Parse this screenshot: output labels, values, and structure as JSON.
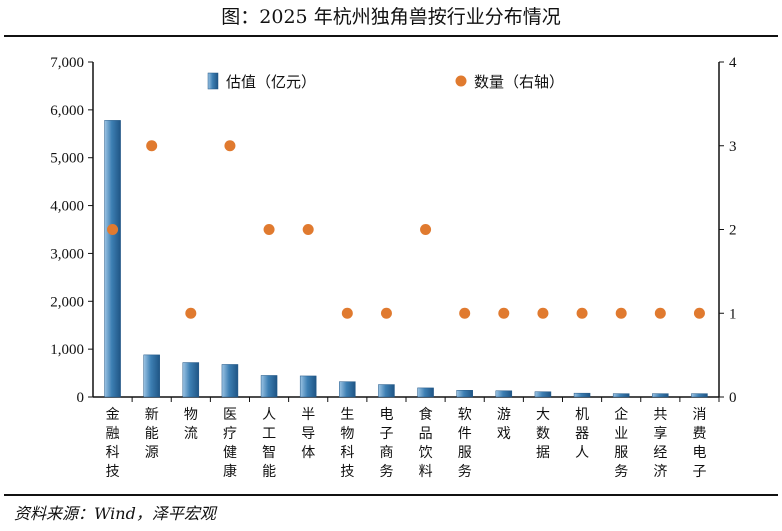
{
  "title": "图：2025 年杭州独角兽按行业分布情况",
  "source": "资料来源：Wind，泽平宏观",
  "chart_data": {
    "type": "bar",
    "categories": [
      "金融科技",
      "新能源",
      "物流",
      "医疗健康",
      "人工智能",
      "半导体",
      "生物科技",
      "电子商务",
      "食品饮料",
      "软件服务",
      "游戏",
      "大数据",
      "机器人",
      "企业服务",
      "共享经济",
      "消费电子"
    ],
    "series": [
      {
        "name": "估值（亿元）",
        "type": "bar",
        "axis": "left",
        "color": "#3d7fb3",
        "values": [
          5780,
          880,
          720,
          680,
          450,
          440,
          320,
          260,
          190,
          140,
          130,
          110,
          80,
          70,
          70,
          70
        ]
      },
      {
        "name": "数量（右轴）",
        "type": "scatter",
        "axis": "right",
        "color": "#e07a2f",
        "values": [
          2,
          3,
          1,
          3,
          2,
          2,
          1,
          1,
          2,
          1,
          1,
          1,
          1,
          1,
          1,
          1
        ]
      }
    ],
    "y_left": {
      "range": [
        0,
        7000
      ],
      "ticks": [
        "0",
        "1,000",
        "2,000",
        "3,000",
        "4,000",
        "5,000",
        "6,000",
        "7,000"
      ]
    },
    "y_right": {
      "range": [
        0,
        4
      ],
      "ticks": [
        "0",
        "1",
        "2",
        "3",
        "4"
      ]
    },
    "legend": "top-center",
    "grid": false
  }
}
-.-.-
Working from the material above, transcribe it exactly while omitting pictures.

Parse this screenshot: output labels, values, and structure as JSON.
{
  "title": "图：2025 年杭州独角兽按行业分布情况",
  "source": "资料来源：Wind，泽平宏观",
  "chart_data": {
    "type": "bar",
    "categories": [
      "金融科技",
      "新能源",
      "物流",
      "医疗健康",
      "人工智能",
      "半导体",
      "生物科技",
      "电子商务",
      "食品饮料",
      "软件服务",
      "游戏",
      "大数据",
      "机器人",
      "企业服务",
      "共享经济",
      "消费电子"
    ],
    "series": [
      {
        "name": "估值（亿元）",
        "type": "bar",
        "axis": "left",
        "color": "#3d7fb3",
        "values": [
          5780,
          880,
          720,
          680,
          450,
          440,
          320,
          260,
          190,
          140,
          130,
          110,
          80,
          70,
          70,
          70
        ]
      },
      {
        "name": "数量（右轴）",
        "type": "scatter",
        "axis": "right",
        "color": "#e07a2f",
        "values": [
          2,
          3,
          1,
          3,
          2,
          2,
          1,
          1,
          2,
          1,
          1,
          1,
          1,
          1,
          1,
          1
        ]
      }
    ],
    "y_left": {
      "range": [
        0,
        7000
      ],
      "ticks": [
        "0",
        "1,000",
        "2,000",
        "3,000",
        "4,000",
        "5,000",
        "6,000",
        "7,000"
      ]
    },
    "y_right": {
      "range": [
        0,
        4
      ],
      "ticks": [
        "0",
        "1",
        "2",
        "3",
        "4"
      ]
    },
    "legend": "top-center",
    "grid": false
  }
}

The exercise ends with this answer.